Reply with one number: the count of lines in the records below that hold "マイドライブ".

━━━━━━━━━━━━━━━━━━━━

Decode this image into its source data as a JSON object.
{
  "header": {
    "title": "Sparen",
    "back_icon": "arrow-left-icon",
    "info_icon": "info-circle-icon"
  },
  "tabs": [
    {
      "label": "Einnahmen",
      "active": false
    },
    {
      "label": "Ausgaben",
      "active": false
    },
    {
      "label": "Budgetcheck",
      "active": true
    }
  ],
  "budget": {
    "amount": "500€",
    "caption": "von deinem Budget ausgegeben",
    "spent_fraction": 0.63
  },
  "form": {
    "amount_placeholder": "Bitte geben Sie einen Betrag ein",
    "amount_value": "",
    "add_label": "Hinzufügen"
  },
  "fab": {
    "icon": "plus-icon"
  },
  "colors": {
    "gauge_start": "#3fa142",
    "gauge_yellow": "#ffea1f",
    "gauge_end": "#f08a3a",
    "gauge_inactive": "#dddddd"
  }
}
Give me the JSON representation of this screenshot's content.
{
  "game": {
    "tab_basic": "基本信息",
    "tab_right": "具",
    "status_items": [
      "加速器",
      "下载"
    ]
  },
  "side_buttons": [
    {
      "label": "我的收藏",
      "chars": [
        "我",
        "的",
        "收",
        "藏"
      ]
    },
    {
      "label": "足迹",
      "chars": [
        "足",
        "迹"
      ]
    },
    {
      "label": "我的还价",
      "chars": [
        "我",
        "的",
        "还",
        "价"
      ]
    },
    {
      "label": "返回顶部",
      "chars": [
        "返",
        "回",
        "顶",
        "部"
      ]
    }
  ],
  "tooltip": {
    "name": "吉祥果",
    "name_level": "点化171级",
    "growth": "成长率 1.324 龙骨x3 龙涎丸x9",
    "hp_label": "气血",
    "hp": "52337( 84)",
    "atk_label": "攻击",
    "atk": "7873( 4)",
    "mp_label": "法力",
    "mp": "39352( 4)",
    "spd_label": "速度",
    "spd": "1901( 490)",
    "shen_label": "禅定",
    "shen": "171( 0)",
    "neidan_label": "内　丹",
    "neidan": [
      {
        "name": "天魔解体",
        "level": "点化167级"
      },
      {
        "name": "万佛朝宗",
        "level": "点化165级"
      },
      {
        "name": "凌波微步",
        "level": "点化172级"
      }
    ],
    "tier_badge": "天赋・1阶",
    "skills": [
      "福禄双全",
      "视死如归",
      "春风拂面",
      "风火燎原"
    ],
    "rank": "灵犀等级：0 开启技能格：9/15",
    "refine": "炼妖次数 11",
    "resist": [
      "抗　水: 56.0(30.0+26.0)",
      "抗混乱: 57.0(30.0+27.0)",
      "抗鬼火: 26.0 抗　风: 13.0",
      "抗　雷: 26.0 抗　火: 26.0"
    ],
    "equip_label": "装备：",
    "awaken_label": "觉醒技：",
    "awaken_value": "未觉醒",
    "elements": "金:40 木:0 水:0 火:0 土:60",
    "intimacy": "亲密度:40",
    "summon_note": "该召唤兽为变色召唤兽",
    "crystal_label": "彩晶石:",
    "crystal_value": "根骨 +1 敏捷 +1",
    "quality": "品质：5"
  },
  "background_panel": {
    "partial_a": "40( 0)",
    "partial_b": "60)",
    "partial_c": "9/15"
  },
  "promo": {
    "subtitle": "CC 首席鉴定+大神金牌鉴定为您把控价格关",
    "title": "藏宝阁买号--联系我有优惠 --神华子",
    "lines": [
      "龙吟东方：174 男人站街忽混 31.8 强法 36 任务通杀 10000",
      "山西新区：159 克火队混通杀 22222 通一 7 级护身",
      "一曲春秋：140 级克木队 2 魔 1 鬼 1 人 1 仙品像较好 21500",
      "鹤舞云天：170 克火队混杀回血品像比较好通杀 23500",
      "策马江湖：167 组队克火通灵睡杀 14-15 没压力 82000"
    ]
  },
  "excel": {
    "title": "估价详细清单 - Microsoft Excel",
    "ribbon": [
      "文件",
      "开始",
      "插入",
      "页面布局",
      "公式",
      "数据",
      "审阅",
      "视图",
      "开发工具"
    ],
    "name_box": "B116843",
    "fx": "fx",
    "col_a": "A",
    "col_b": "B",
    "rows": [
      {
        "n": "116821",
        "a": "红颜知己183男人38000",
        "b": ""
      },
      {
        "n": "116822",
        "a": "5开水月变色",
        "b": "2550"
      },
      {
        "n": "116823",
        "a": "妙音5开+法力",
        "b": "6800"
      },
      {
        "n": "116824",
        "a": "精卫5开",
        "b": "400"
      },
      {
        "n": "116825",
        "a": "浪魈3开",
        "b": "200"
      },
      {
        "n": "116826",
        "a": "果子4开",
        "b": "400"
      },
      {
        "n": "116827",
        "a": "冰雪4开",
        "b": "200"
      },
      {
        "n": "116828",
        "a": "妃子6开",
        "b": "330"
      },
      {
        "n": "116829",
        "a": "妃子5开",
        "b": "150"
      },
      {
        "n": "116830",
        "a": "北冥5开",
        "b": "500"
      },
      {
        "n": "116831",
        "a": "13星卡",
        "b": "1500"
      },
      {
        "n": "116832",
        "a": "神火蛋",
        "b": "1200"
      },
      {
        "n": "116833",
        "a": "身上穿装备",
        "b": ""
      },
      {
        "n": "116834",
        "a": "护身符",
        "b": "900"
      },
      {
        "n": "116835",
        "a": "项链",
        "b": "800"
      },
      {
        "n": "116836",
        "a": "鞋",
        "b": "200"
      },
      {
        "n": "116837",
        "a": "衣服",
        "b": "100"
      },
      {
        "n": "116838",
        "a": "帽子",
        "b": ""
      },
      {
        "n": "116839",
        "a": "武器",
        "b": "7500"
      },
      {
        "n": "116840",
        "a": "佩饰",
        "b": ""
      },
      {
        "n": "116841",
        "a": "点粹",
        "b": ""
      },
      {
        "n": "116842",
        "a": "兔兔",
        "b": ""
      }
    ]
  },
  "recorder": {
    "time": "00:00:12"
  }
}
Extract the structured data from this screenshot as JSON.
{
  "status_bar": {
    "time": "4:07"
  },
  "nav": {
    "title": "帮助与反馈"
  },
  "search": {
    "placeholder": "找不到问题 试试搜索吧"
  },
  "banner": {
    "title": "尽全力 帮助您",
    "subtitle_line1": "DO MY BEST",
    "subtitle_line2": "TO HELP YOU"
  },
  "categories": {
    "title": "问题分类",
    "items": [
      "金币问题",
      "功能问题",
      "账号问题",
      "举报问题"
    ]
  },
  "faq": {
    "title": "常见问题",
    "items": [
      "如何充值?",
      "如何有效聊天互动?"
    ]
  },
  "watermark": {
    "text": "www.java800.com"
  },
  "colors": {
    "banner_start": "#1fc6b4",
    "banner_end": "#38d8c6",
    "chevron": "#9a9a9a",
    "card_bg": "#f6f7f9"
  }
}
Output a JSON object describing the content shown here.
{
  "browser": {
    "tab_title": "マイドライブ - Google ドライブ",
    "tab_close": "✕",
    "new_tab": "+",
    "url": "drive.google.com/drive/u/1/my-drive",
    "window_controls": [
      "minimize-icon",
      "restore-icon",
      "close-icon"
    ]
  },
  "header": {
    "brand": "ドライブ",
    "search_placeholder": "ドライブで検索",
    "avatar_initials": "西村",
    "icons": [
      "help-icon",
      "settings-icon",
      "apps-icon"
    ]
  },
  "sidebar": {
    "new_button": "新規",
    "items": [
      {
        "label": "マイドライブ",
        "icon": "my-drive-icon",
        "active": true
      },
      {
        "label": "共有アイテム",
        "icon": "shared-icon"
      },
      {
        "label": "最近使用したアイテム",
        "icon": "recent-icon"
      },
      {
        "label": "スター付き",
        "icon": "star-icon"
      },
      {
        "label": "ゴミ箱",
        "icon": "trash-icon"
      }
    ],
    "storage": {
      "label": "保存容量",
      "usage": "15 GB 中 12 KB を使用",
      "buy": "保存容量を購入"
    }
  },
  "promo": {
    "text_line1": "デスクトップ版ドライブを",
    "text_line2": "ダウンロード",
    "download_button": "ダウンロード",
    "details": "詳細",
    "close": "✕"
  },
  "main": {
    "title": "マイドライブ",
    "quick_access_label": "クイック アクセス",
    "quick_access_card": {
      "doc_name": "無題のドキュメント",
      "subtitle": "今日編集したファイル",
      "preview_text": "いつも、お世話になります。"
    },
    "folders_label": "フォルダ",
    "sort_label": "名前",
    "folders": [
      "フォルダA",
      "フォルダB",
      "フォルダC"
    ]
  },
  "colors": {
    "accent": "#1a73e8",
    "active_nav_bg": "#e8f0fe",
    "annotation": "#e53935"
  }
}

━━━━━━━━━━━━━━━━━━━━

The answer. 3